### [Written instruction]
Copy out every record below, word for word.

Stored dataset items

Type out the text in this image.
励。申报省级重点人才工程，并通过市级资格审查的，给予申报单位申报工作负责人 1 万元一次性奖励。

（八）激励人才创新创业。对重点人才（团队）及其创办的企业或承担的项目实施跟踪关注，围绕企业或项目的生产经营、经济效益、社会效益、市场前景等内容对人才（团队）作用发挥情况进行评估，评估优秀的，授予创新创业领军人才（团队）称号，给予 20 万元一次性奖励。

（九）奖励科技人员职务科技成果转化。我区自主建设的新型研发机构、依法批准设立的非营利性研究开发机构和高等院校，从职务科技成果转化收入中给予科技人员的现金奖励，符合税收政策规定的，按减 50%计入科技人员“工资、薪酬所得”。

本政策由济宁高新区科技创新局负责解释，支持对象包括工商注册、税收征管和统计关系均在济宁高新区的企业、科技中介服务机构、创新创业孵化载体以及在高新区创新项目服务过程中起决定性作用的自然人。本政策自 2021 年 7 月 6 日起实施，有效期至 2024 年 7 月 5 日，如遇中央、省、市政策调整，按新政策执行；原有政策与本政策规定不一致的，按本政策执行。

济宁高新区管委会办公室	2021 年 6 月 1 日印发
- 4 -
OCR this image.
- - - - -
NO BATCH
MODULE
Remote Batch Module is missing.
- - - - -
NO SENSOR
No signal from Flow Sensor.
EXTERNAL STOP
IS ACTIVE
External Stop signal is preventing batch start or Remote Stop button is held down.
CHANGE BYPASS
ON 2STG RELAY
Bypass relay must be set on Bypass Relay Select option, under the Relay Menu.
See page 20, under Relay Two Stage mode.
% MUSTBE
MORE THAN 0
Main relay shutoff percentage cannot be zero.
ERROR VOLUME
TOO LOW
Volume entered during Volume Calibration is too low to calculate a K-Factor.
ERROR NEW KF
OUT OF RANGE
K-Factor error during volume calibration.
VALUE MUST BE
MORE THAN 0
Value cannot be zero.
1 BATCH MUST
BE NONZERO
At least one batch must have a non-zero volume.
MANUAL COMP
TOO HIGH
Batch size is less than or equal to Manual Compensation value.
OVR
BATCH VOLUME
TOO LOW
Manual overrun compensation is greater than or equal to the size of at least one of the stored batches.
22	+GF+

### [Reply to the task]
Type out the text in this image.
励。申报省级重点人才工程，并通过市级资格审查的，给予申报单位申报工作负责人 1 万元一次性奖励。

（八）激励人才创新创业。对重点人才（团队）及其创办的企业或承担的项目实施跟踪关注，围绕企业或项目的生产经营、经济效益、社会效益、市场前景等内容对人才（团队）作用发挥情况进行评估，评估优秀的，授予创新创业领军人才（团队）称号，给予 20 万元一次性奖励。

（九）奖励科技人员职务科技成果转化。我区自主建设的新型研发机构、依法批准设立的非营利性研究开发机构和高等院校，从职务科技成果转化收入中给予科技人员的现金奖励，符合税收政策规定的，按减 50%计入科技人员“工资、薪酬所得”。

本政策由济宁高新区科技创新局负责解释，支持对象包括工商注册、税收征管和统计关系均在济宁高新区的企业、科技中介服务机构、创新创业孵化载体以及在高新区创新项目服务过程中起决定性作用的自然人。本政策自 2021 年 7 月 6 日起实施，有效期至 2024 年 7 月 5 日，如遇中央、省、市政策调整，按新政策执行；原有政策与本政策规定不一致的，按本政策执行。

济宁高新区管委会办公室	2021 年 6 月 1 日印发
- 4 -
OCR this image.
- - - - -
NO BATCH
MODULE
Remote Batch Module is missing.
- - - - -
NO SENSOR
No signal from Flow Sensor.
EXTERNAL STOP
IS ACTIVE
External Stop signal is preventing batch start or Remote Stop button is held down.
CHANGE BYPASS
ON 2STG RELAY
Bypass relay must be set on Bypass Relay Select option, under the Relay Menu.
See page 20, under Relay Two Stage mode.
% MUSTBE
MORE THAN 0
Main relay shutoff percentage cannot be zero.
ERROR VOLUME
TOO LOW
Volume entered during Volume Calibration is too low to calculate a K-Factor.
ERROR NEW KF
OUT OF RANGE
K-Factor error during volume calibration.
VALUE MUST BE
MORE THAN 0
Value cannot be zero.
1 BATCH MUST
BE NONZERO
At least one batch must have a non-zero volume.
MANUAL COMP
TOO HIGH
Batch size is less than or equal to Manual Compensation value.
OVR
BATCH VOLUME
TOO LOW
Manual overrun compensation is greater than or equal to the size of at least one of the stored batches.
22	+GF+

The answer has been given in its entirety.